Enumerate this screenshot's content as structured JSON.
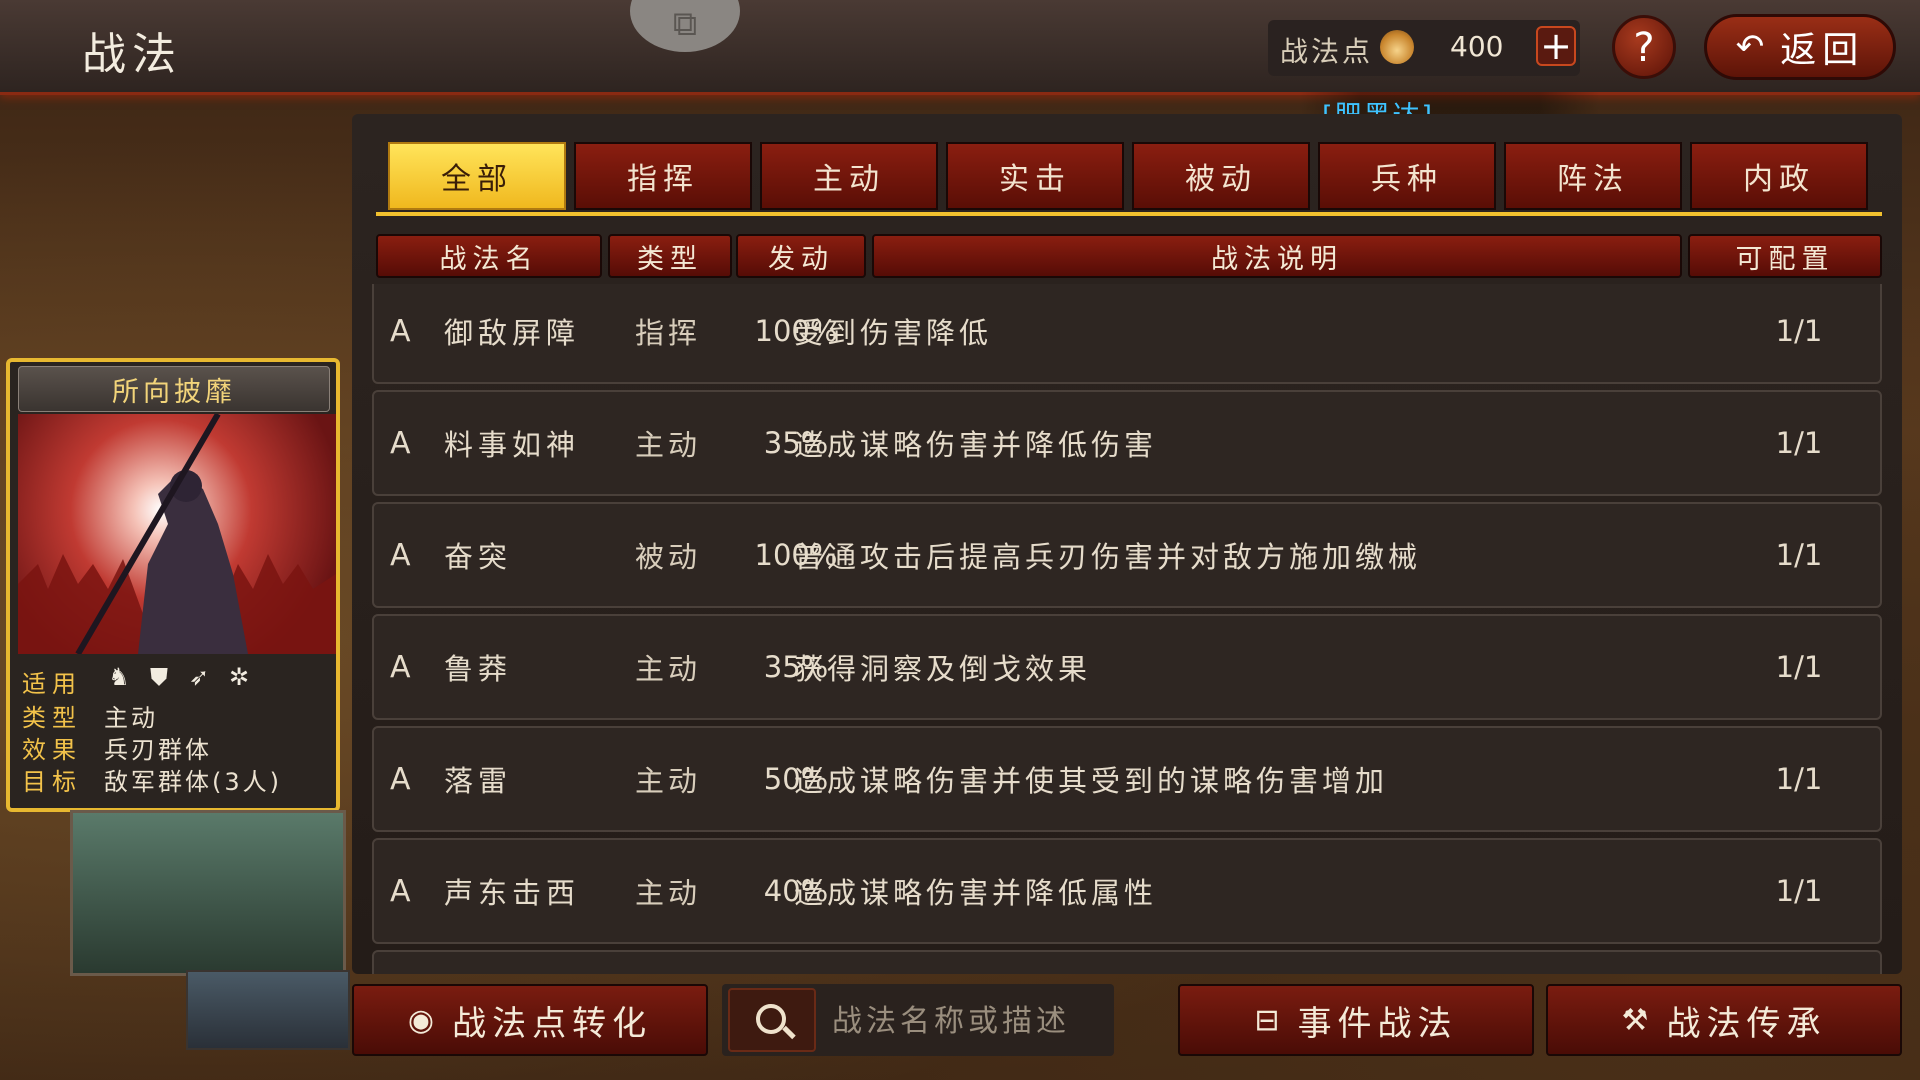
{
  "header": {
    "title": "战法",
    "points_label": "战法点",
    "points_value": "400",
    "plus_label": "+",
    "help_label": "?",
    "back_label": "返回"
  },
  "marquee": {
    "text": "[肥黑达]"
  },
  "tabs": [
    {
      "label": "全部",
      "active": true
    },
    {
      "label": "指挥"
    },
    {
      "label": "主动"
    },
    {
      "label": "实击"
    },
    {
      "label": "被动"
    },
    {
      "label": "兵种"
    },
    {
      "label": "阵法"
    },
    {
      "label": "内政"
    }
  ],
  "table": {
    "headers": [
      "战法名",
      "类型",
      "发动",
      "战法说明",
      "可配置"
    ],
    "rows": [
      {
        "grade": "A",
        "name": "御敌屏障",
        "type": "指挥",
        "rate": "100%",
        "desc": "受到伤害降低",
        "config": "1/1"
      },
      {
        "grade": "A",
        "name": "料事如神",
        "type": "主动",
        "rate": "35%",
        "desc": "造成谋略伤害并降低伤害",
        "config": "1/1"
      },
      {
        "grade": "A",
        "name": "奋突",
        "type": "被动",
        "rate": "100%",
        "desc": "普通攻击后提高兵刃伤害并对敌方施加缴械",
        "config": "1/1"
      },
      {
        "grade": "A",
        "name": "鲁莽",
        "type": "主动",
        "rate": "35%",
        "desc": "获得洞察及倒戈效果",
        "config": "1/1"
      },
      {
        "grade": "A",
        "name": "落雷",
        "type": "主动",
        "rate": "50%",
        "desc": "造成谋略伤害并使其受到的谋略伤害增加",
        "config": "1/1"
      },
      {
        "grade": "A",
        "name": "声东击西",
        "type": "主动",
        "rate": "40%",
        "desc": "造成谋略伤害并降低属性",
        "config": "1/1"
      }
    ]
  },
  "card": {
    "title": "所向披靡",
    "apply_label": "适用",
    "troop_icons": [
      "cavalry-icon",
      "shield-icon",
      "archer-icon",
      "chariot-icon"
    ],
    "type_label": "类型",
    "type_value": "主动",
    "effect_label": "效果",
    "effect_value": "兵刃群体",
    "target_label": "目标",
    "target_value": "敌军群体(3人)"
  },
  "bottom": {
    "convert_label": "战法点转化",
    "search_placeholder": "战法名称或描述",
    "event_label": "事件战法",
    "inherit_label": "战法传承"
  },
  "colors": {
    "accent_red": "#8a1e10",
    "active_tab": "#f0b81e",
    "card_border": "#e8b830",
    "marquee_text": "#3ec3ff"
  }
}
----------
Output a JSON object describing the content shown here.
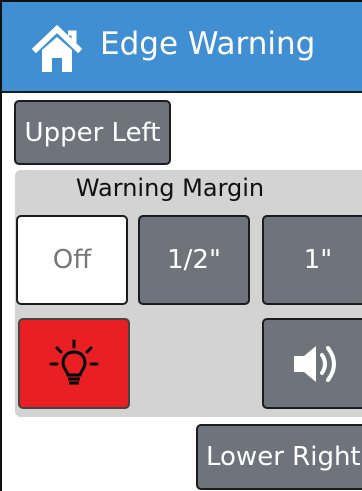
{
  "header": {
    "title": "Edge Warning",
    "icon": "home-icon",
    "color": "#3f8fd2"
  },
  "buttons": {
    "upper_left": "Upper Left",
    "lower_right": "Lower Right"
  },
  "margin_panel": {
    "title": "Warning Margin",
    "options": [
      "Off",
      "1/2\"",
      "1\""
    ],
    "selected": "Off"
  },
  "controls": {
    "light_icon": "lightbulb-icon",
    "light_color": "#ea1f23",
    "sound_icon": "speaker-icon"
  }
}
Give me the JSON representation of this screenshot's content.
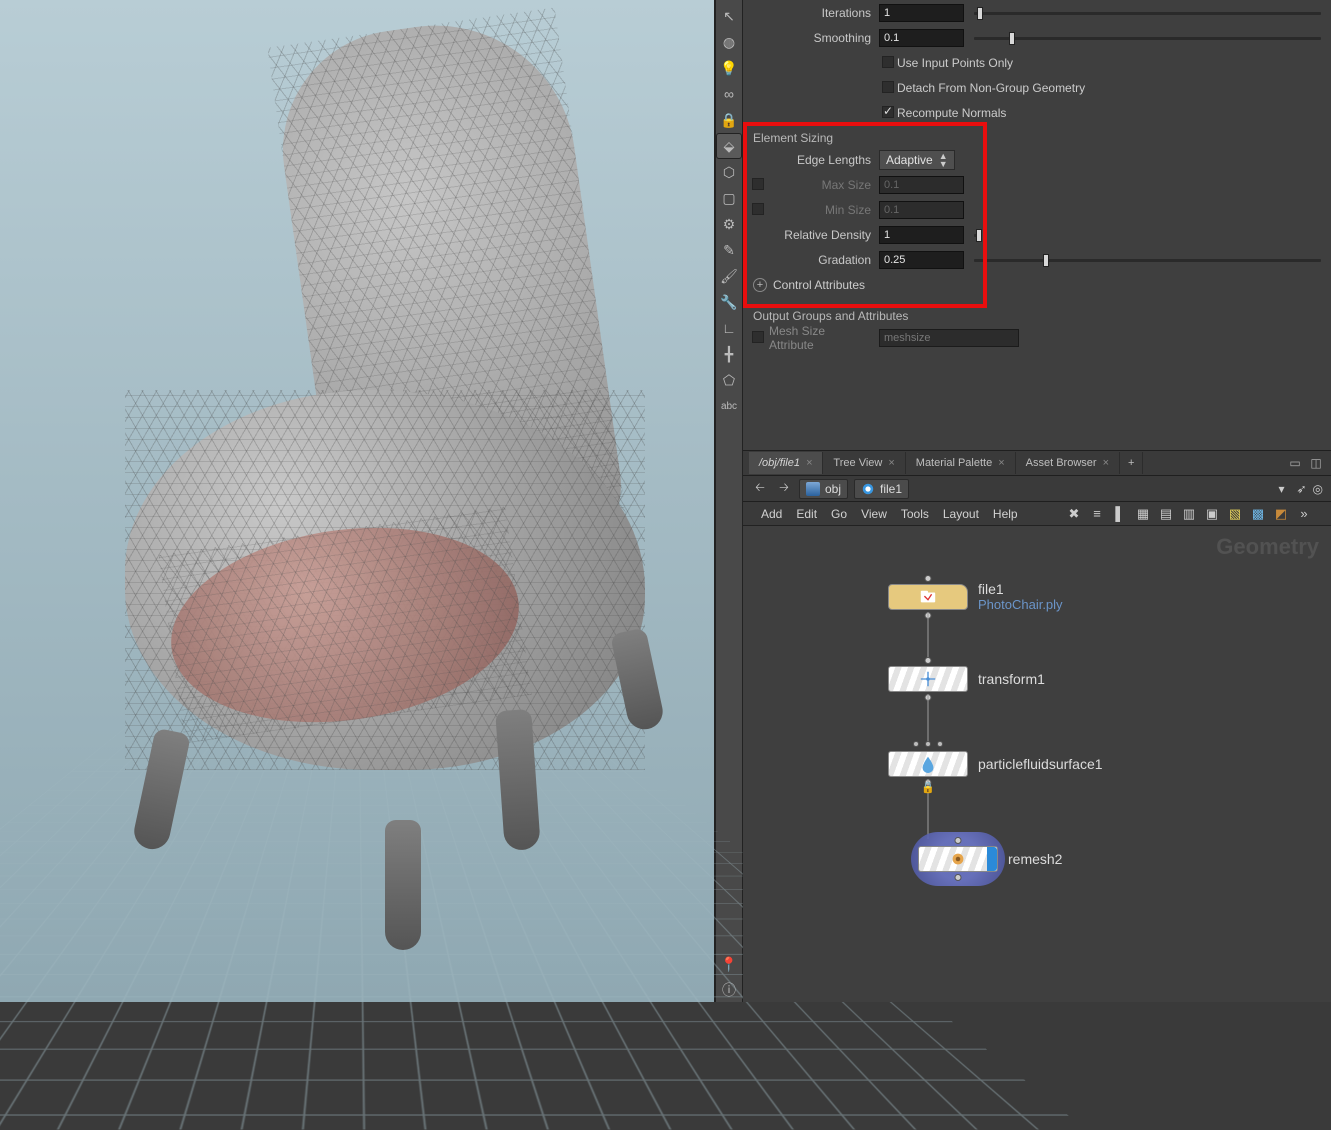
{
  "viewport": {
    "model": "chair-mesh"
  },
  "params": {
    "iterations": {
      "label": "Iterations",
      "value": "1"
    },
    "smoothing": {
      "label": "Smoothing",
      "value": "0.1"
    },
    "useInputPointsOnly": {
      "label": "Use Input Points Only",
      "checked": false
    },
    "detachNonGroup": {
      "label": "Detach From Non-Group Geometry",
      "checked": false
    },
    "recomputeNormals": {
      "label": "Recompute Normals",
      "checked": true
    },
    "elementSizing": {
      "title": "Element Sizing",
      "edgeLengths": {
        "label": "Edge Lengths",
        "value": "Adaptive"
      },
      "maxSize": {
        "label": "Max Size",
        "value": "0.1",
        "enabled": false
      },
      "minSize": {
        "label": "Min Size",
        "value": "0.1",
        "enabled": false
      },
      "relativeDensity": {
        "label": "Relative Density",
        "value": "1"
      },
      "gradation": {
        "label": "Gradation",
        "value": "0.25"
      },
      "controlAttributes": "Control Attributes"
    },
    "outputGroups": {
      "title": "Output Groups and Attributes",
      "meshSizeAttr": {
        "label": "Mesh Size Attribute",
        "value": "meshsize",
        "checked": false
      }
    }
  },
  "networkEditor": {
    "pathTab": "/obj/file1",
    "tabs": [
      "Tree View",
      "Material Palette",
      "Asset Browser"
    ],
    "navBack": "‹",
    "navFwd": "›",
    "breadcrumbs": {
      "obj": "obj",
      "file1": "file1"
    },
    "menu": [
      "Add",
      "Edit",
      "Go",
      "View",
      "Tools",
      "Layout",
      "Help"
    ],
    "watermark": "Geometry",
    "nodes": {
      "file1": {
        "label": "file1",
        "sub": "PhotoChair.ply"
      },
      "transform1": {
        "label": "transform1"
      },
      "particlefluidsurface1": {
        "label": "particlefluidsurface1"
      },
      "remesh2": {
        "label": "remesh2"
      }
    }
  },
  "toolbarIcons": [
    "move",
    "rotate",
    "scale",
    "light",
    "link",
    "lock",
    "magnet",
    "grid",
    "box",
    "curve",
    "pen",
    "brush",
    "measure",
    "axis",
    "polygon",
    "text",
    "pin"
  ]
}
----------
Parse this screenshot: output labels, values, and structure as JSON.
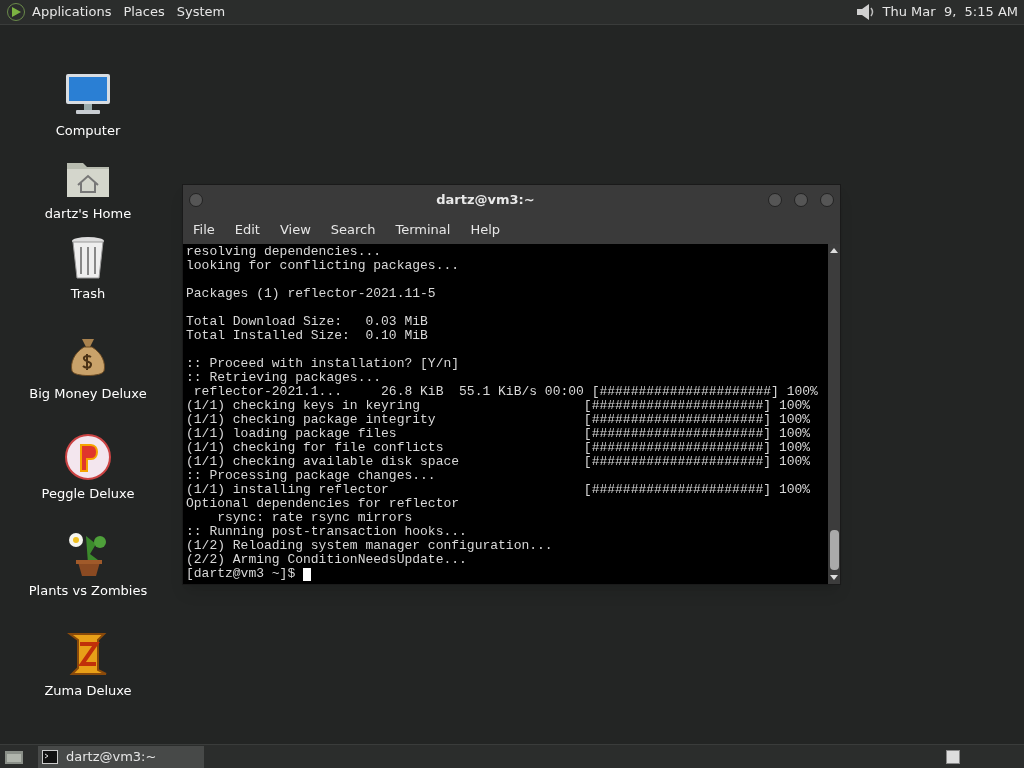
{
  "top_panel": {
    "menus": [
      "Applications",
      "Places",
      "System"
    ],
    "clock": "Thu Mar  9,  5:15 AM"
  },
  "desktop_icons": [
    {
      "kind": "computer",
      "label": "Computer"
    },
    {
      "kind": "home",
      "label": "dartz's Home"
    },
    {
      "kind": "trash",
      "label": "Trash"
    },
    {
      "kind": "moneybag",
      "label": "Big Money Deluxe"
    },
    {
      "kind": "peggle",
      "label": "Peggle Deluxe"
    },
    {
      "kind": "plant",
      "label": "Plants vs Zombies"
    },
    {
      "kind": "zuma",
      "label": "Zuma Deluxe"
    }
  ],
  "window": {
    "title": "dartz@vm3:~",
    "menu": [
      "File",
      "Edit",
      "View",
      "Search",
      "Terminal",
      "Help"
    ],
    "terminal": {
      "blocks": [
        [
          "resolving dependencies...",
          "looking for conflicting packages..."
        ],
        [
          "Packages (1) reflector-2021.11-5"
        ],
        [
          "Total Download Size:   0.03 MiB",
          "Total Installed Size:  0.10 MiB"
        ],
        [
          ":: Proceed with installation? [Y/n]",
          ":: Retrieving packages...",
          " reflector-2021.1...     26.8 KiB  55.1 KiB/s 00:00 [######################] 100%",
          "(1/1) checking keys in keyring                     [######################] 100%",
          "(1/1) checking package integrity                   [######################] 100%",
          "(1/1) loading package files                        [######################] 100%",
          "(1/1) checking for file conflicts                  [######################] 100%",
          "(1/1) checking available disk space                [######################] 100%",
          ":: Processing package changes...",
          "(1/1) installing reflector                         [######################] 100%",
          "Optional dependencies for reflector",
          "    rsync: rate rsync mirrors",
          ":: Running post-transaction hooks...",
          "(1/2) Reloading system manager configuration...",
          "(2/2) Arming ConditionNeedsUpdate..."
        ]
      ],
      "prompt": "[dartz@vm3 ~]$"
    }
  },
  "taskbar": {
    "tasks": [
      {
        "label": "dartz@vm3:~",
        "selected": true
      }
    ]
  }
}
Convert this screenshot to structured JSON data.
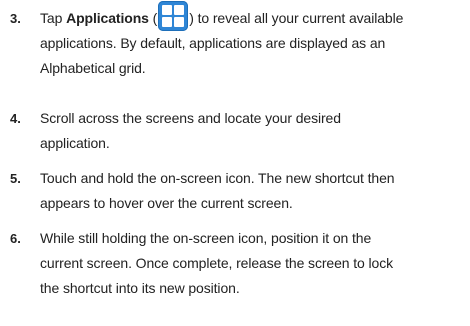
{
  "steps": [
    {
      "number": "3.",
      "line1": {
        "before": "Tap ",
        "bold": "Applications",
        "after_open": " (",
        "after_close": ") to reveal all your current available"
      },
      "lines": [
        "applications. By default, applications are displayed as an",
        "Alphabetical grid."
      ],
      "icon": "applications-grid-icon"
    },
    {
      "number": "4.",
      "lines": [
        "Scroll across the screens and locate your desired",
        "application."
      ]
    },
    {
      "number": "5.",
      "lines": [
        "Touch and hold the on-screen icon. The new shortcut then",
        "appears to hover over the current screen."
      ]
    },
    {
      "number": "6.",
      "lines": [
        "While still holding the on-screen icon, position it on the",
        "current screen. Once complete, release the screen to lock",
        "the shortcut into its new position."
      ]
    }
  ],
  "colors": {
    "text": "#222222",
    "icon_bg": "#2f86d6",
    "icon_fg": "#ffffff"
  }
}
----------
▶ [WHAT TO PRODUCE] Copy all lines from the material that contain "grid".

▶ [SOLUTION FOR THIS EXERCISE]
    "grid",
        "Alphabetical grid."
      "icon": "applications-grid-icon"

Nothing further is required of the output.